__Exercise aim__
Retype all the records with nothing changed.

__Data section__
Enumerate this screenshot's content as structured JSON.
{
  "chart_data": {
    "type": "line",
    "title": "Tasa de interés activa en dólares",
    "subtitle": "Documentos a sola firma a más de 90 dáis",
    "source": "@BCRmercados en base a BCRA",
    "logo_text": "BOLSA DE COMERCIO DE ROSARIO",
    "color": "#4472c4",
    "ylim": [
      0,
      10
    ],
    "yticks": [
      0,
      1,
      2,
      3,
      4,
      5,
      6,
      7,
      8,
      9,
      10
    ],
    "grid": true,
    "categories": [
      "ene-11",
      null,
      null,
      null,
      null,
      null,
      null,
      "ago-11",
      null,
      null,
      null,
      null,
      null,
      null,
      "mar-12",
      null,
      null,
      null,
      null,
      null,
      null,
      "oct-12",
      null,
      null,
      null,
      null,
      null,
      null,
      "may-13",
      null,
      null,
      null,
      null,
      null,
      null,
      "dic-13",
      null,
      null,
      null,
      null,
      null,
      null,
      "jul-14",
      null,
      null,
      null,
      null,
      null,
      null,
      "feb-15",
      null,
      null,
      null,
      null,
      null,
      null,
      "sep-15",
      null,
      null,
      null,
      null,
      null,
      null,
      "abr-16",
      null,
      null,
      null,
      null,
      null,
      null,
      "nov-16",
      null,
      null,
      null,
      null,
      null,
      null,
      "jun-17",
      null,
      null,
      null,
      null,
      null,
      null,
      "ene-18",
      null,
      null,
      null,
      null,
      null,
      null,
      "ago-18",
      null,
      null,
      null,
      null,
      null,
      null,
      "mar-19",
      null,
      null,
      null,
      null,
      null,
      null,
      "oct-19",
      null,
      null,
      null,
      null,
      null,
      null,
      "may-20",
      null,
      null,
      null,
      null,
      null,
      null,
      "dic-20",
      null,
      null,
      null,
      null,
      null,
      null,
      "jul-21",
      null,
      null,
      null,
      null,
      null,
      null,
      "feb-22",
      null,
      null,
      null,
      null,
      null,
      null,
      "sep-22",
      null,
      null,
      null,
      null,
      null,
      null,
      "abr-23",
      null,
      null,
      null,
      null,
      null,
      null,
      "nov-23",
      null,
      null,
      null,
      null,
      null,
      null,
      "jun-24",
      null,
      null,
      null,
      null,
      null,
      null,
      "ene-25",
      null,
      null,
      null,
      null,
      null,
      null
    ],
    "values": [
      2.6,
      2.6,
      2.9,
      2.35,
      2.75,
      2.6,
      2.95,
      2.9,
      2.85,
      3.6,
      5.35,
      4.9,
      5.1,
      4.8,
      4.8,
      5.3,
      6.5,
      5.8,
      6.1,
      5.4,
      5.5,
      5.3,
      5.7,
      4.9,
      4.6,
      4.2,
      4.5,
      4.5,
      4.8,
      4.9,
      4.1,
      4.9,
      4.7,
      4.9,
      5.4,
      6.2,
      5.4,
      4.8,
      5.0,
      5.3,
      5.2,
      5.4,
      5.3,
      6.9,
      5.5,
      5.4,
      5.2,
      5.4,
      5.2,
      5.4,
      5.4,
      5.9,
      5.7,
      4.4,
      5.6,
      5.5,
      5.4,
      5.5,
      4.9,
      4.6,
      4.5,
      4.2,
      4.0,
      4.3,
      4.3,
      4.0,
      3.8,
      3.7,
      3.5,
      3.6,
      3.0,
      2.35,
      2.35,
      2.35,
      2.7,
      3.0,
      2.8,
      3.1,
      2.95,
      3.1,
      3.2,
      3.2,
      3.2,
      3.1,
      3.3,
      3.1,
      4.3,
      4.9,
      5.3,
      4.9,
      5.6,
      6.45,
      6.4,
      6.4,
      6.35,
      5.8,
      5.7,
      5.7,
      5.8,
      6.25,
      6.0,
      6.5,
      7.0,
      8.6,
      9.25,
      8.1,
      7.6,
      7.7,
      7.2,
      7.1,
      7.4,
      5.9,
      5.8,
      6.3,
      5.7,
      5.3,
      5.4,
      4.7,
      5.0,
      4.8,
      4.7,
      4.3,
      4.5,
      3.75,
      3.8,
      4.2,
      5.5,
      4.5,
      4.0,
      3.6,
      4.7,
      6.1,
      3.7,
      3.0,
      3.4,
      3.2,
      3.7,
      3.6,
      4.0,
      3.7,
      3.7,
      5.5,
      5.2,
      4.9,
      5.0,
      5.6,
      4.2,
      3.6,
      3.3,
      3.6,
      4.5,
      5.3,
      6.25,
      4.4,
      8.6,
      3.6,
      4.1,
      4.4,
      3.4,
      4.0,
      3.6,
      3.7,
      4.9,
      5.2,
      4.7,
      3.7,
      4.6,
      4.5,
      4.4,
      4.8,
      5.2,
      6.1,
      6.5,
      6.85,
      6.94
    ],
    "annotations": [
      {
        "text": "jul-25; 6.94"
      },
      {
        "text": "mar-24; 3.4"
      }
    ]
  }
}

__Answer to the problem__
Enumerate this screenshot's content as structured JSON.
{
  "chart_data": {
    "type": "line",
    "title": "Tasa de interés activa en dólares",
    "subtitle": "Documentos a sola firma a más de 90 dáis",
    "source": "@BCRmercados en base a BCRA",
    "logo_text": "BOLSA DE COMERCIO DE ROSARIO",
    "color": "#4472c4",
    "ylim": [
      0,
      10
    ],
    "yticks": [
      0,
      1,
      2,
      3,
      4,
      5,
      6,
      7,
      8,
      9,
      10
    ],
    "grid": true,
    "categories": [
      "ene-11",
      null,
      null,
      null,
      null,
      null,
      null,
      "ago-11",
      null,
      null,
      null,
      null,
      null,
      null,
      "mar-12",
      null,
      null,
      null,
      null,
      null,
      null,
      "oct-12",
      null,
      null,
      null,
      null,
      null,
      null,
      "may-13",
      null,
      null,
      null,
      null,
      null,
      null,
      "dic-13",
      null,
      null,
      null,
      null,
      null,
      null,
      "jul-14",
      null,
      null,
      null,
      null,
      null,
      null,
      "feb-15",
      null,
      null,
      null,
      null,
      null,
      null,
      "sep-15",
      null,
      null,
      null,
      null,
      null,
      null,
      "abr-16",
      null,
      null,
      null,
      null,
      null,
      null,
      "nov-16",
      null,
      null,
      null,
      null,
      null,
      null,
      "jun-17",
      null,
      null,
      null,
      null,
      null,
      null,
      "ene-18",
      null,
      null,
      null,
      null,
      null,
      null,
      "ago-18",
      null,
      null,
      null,
      null,
      null,
      null,
      "mar-19",
      null,
      null,
      null,
      null,
      null,
      null,
      "oct-19",
      null,
      null,
      null,
      null,
      null,
      null,
      "may-20",
      null,
      null,
      null,
      null,
      null,
      null,
      "dic-20",
      null,
      null,
      null,
      null,
      null,
      null,
      "jul-21",
      null,
      null,
      null,
      null,
      null,
      null,
      "feb-22",
      null,
      null,
      null,
      null,
      null,
      null,
      "sep-22",
      null,
      null,
      null,
      null,
      null,
      null,
      "abr-23",
      null,
      null,
      null,
      null,
      null,
      null,
      "nov-23",
      null,
      null,
      null,
      null,
      null,
      null,
      "jun-24",
      null,
      null,
      null,
      null,
      null,
      null,
      "ene-25",
      null,
      null,
      null,
      null,
      null,
      null
    ],
    "values": [
      2.6,
      2.6,
      2.9,
      2.35,
      2.75,
      2.6,
      2.95,
      2.9,
      2.85,
      3.6,
      5.35,
      4.9,
      5.1,
      4.8,
      4.8,
      5.3,
      6.5,
      5.8,
      6.1,
      5.4,
      5.5,
      5.3,
      5.7,
      4.9,
      4.6,
      4.2,
      4.5,
      4.5,
      4.8,
      4.9,
      4.1,
      4.9,
      4.7,
      4.9,
      5.4,
      6.2,
      5.4,
      4.8,
      5.0,
      5.3,
      5.2,
      5.4,
      5.3,
      6.9,
      5.5,
      5.4,
      5.2,
      5.4,
      5.2,
      5.4,
      5.4,
      5.9,
      5.7,
      4.4,
      5.6,
      5.5,
      5.4,
      5.5,
      4.9,
      4.6,
      4.5,
      4.2,
      4.0,
      4.3,
      4.3,
      4.0,
      3.8,
      3.7,
      3.5,
      3.6,
      3.0,
      2.35,
      2.35,
      2.35,
      2.7,
      3.0,
      2.8,
      3.1,
      2.95,
      3.1,
      3.2,
      3.2,
      3.2,
      3.1,
      3.3,
      3.1,
      4.3,
      4.9,
      5.3,
      4.9,
      5.6,
      6.45,
      6.4,
      6.4,
      6.35,
      5.8,
      5.7,
      5.7,
      5.8,
      6.25,
      6.0,
      6.5,
      7.0,
      8.6,
      9.25,
      8.1,
      7.6,
      7.7,
      7.2,
      7.1,
      7.4,
      5.9,
      5.8,
      6.3,
      5.7,
      5.3,
      5.4,
      4.7,
      5.0,
      4.8,
      4.7,
      4.3,
      4.5,
      3.75,
      3.8,
      4.2,
      5.5,
      4.5,
      4.0,
      3.6,
      4.7,
      6.1,
      3.7,
      3.0,
      3.4,
      3.2,
      3.7,
      3.6,
      4.0,
      3.7,
      3.7,
      5.5,
      5.2,
      4.9,
      5.0,
      5.6,
      4.2,
      3.6,
      3.3,
      3.6,
      4.5,
      5.3,
      6.25,
      4.4,
      8.6,
      3.6,
      4.1,
      4.4,
      3.4,
      4.0,
      3.6,
      3.7,
      4.9,
      5.2,
      4.7,
      3.7,
      4.6,
      4.5,
      4.4,
      4.8,
      5.2,
      6.1,
      6.5,
      6.85,
      6.94
    ],
    "annotations": [
      {
        "text": "jul-25; 6.94"
      },
      {
        "text": "mar-24; 3.4"
      }
    ]
  }
}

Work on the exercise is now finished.